_Record excerpts_.

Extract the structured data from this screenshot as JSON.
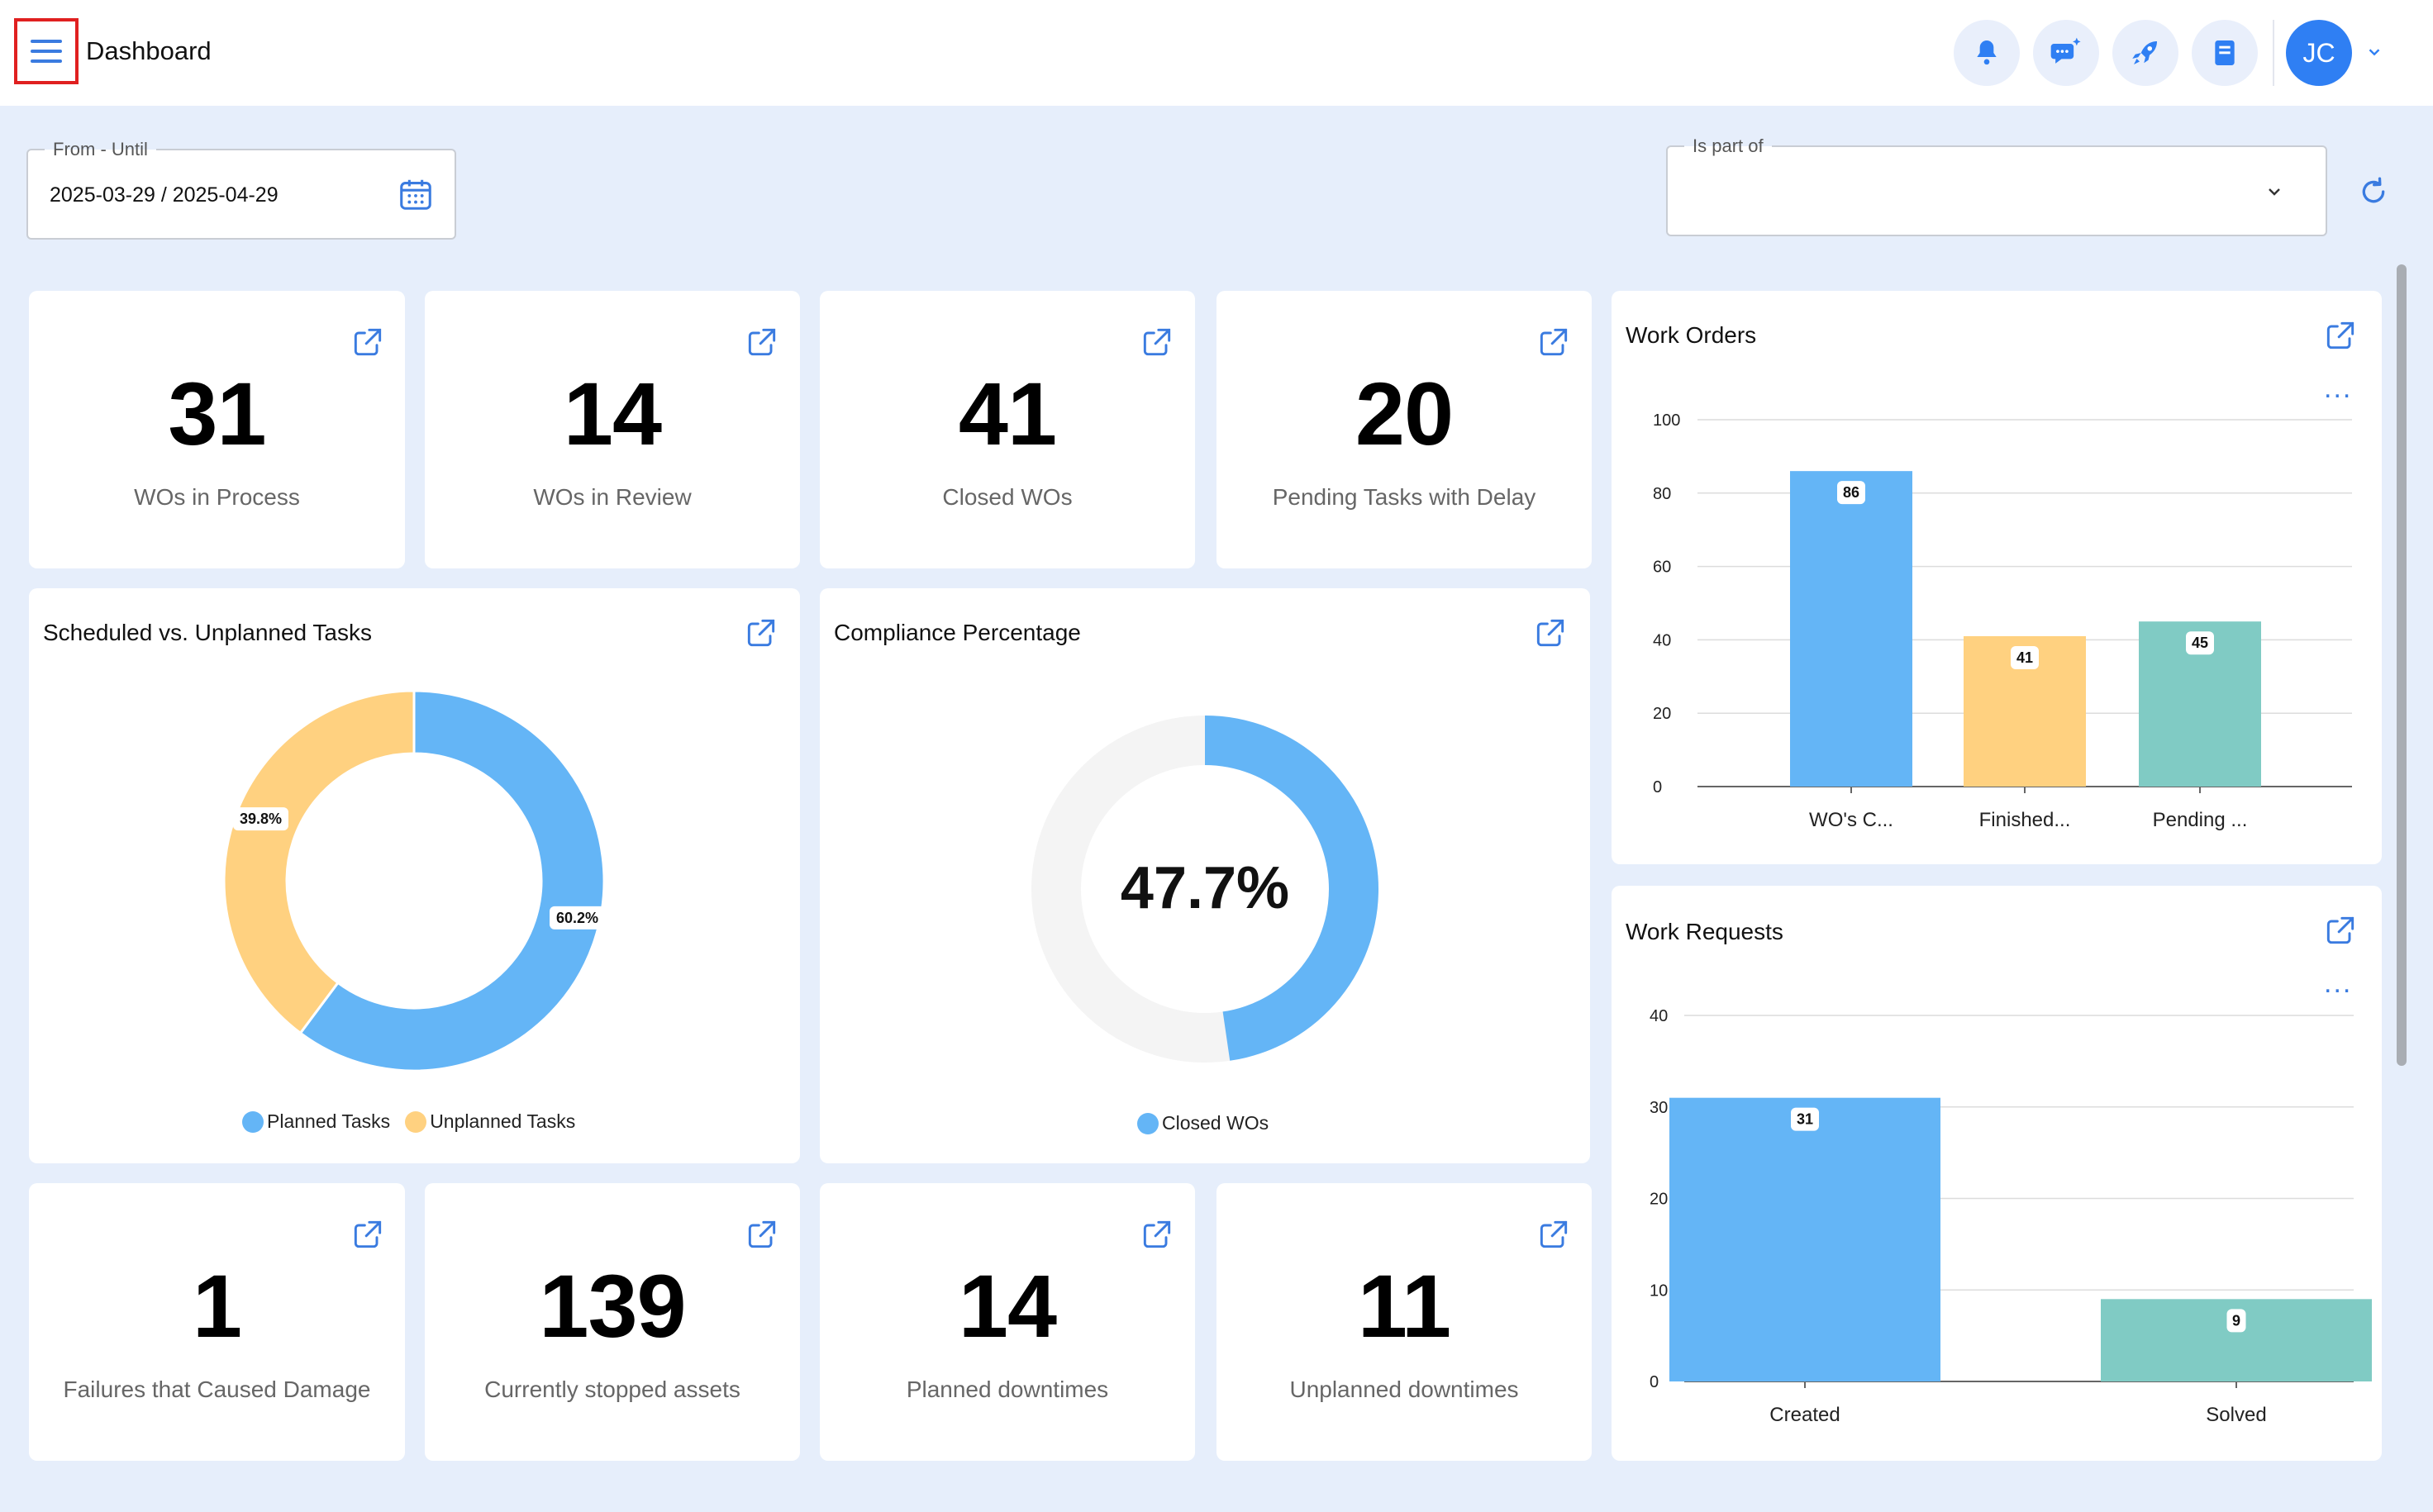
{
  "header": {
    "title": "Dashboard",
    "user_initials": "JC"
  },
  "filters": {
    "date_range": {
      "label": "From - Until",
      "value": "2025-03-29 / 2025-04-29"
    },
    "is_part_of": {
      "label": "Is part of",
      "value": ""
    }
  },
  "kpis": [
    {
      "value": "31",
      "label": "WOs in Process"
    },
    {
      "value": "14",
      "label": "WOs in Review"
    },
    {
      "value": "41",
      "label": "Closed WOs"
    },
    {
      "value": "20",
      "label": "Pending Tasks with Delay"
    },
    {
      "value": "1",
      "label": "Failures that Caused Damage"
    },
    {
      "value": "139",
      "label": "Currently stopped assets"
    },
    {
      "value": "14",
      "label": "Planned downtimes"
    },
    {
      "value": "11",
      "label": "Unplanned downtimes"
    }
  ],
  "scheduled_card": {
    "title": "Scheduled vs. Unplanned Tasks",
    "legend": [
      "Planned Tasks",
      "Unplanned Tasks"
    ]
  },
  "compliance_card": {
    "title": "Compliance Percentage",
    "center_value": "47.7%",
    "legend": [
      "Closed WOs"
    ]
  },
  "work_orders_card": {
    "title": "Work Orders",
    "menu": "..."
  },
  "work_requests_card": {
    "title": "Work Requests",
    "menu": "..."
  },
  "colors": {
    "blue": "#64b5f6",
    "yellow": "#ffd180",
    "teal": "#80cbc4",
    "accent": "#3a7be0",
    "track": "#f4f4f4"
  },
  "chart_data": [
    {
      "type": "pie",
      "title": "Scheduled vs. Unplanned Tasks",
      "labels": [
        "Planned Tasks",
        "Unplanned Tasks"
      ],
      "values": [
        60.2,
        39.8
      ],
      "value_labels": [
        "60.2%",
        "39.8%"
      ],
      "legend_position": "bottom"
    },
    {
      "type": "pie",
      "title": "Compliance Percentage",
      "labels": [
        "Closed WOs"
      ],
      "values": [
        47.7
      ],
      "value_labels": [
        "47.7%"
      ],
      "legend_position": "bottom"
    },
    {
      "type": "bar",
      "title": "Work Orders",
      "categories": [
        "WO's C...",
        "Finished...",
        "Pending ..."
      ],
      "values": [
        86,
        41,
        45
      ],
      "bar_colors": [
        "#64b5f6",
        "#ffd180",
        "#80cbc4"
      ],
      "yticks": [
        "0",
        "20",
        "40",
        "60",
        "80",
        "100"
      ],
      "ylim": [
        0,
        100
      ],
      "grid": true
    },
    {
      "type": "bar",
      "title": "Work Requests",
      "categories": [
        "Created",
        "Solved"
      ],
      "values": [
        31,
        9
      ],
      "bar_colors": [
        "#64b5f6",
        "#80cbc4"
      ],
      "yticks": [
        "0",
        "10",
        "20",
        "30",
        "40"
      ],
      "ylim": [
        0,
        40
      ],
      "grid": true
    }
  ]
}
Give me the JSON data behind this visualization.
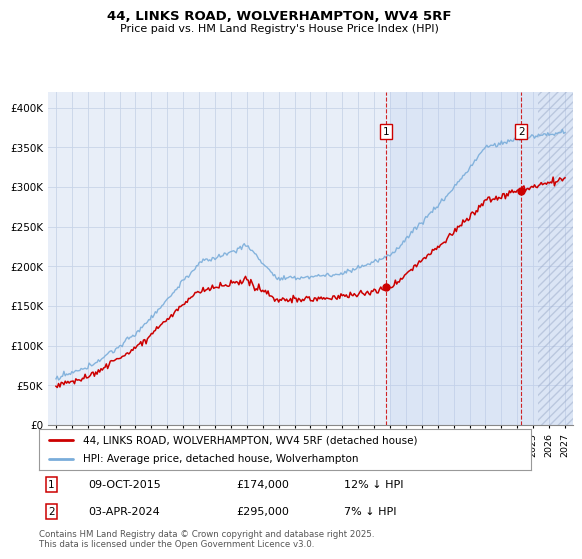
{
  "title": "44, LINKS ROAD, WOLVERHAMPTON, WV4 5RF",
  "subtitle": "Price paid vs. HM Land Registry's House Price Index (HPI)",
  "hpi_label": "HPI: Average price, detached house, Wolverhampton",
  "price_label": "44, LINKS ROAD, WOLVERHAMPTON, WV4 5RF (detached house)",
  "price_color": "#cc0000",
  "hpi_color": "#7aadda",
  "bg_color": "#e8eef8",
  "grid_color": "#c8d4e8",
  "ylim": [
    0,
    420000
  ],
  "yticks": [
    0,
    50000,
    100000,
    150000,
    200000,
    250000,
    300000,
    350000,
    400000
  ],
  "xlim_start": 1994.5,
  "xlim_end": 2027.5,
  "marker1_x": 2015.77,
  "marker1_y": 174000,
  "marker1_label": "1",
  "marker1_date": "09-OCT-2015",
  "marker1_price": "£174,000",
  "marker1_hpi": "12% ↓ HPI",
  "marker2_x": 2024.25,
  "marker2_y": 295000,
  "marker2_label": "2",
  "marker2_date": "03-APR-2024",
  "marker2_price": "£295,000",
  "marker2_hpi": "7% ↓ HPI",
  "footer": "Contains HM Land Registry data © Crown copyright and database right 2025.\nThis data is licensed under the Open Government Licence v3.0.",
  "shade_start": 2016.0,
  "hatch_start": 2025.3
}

_Exercise brief_.
Within the material above, find the lines that contain the word "Land"; copy them.

_Exercise solution_.
  "subtitle": "Price paid vs. HM Land Registry's House Price Index (HPI)",
  "footer": "Contains HM Land Registry data © Crown copyright and database right 2025.\nThis data is licensed under the Open Government Licence v3.0.",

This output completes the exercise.